__DO THIS__:
Sift the listing for lines that hold the string "xlabel" and pull them out.

### ENTRIES SUPPLIED

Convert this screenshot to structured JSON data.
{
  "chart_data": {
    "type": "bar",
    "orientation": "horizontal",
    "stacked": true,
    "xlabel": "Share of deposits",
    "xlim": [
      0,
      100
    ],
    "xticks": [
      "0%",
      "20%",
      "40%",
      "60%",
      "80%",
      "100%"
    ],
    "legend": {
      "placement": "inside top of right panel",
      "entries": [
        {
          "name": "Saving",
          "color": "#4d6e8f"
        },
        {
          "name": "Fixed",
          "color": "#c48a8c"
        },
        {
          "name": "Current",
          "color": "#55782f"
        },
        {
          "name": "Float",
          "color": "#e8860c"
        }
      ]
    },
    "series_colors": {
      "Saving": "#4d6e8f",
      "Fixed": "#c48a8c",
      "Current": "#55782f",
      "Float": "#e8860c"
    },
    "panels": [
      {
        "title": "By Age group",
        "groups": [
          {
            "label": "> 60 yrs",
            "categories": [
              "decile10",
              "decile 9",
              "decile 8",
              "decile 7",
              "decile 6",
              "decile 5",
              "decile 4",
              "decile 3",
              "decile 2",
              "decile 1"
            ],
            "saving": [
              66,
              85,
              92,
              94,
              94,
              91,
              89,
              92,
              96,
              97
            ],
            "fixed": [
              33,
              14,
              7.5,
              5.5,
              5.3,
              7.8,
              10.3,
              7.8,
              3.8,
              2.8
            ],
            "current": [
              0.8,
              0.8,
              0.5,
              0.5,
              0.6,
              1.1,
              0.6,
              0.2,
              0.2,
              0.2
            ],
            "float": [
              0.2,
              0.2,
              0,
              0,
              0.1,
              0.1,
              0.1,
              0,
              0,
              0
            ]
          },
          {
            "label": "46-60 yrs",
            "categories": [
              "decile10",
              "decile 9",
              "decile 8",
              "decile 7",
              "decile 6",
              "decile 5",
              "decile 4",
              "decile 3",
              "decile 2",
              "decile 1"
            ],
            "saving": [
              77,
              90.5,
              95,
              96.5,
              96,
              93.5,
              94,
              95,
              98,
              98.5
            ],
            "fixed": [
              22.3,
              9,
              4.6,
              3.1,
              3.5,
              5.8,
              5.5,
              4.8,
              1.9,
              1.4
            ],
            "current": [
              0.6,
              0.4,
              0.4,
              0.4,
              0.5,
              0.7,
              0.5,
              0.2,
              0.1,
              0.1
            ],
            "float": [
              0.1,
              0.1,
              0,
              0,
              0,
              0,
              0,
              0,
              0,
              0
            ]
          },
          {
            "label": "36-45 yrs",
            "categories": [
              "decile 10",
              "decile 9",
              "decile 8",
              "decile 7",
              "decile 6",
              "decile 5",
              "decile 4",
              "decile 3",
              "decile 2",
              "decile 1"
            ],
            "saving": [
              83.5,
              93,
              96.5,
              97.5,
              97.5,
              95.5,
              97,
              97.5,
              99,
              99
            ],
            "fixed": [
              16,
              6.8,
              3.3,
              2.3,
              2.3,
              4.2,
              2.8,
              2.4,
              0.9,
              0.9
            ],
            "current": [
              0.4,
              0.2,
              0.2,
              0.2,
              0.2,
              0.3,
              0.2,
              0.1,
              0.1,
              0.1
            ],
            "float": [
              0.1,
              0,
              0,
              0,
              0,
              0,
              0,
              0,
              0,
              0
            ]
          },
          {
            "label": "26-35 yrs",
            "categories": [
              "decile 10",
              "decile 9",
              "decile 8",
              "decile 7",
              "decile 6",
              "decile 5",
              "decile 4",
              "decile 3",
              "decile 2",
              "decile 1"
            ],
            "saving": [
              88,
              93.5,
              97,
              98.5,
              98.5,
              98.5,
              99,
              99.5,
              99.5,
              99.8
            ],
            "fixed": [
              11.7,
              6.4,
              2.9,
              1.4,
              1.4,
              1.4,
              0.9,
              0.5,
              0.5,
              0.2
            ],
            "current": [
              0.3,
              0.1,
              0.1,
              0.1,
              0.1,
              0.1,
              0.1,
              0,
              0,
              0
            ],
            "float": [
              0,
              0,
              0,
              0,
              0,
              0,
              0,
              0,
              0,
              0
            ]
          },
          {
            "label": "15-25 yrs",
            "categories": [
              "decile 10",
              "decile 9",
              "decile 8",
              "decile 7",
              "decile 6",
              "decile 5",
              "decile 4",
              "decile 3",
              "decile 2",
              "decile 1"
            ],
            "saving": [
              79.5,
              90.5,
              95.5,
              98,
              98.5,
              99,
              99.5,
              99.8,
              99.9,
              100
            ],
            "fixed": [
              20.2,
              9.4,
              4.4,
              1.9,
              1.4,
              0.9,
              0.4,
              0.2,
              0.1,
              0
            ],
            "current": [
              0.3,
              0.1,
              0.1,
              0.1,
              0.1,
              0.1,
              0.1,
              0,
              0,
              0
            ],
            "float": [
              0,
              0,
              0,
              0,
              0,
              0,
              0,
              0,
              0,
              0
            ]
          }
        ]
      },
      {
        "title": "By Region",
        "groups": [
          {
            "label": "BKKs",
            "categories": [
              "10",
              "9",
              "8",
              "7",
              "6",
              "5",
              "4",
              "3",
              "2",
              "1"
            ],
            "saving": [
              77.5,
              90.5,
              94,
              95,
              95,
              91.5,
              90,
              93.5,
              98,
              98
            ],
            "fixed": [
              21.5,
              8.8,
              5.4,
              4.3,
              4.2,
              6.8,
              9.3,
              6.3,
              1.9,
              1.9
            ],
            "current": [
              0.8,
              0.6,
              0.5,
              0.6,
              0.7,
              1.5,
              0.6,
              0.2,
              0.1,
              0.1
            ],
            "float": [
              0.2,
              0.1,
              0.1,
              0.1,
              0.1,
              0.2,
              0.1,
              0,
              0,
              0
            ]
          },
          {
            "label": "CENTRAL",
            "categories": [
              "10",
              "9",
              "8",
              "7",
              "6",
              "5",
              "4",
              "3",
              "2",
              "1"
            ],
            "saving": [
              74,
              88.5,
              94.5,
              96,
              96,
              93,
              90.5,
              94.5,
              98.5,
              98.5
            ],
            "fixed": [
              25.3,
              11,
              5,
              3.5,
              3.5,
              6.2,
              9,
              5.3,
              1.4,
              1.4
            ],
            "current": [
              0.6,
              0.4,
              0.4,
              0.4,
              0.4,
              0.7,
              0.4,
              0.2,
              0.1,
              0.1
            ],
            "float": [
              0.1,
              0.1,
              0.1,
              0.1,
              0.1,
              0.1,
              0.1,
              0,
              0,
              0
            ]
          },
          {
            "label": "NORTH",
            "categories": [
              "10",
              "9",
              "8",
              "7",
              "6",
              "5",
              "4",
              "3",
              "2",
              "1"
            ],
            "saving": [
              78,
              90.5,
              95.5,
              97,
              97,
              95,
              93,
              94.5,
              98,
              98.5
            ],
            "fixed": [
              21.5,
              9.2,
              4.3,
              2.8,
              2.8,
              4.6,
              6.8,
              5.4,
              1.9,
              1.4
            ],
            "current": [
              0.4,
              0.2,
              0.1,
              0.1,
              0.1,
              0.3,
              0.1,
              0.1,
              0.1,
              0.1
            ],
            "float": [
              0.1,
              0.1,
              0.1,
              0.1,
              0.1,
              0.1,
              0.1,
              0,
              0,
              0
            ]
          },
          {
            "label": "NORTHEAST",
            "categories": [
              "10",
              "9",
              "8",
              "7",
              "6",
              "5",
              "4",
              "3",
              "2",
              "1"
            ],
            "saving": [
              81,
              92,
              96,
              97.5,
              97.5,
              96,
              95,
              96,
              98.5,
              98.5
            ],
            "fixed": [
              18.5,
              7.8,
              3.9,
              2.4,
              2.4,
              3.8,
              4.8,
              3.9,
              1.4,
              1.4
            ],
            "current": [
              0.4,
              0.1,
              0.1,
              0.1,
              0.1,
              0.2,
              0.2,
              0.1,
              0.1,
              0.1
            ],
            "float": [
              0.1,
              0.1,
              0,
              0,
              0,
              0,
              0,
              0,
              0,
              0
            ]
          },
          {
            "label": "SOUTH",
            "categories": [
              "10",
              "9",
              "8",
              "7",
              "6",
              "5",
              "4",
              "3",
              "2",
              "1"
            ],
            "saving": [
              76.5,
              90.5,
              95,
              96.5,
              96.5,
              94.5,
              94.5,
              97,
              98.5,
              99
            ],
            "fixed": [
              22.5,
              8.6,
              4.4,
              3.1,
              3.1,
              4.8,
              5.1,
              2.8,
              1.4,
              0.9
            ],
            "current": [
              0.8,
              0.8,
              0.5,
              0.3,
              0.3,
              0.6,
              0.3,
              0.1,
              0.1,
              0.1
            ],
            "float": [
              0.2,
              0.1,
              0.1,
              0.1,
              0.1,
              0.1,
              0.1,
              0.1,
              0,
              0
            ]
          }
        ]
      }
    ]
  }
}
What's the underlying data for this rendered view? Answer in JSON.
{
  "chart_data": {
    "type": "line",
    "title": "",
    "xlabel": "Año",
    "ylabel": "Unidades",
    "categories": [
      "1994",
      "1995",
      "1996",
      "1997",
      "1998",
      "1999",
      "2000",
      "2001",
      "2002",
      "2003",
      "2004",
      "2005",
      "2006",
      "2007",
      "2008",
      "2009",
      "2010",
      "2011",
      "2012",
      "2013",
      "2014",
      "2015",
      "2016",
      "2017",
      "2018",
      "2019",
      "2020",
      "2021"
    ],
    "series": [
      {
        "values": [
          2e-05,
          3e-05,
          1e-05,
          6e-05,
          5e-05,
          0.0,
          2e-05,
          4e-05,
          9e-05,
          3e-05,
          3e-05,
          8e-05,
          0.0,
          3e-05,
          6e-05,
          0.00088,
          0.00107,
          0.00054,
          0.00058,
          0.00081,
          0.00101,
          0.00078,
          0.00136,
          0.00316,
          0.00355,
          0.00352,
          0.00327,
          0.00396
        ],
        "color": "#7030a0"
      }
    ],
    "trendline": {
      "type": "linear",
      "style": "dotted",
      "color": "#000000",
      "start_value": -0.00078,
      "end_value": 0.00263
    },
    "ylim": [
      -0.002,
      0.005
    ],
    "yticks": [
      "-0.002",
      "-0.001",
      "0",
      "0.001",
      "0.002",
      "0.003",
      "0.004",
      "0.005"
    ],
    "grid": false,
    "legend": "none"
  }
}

######

__WORKED ANSWER__:
    "xlabel": "Share of deposits",
    "xlabel": "Año",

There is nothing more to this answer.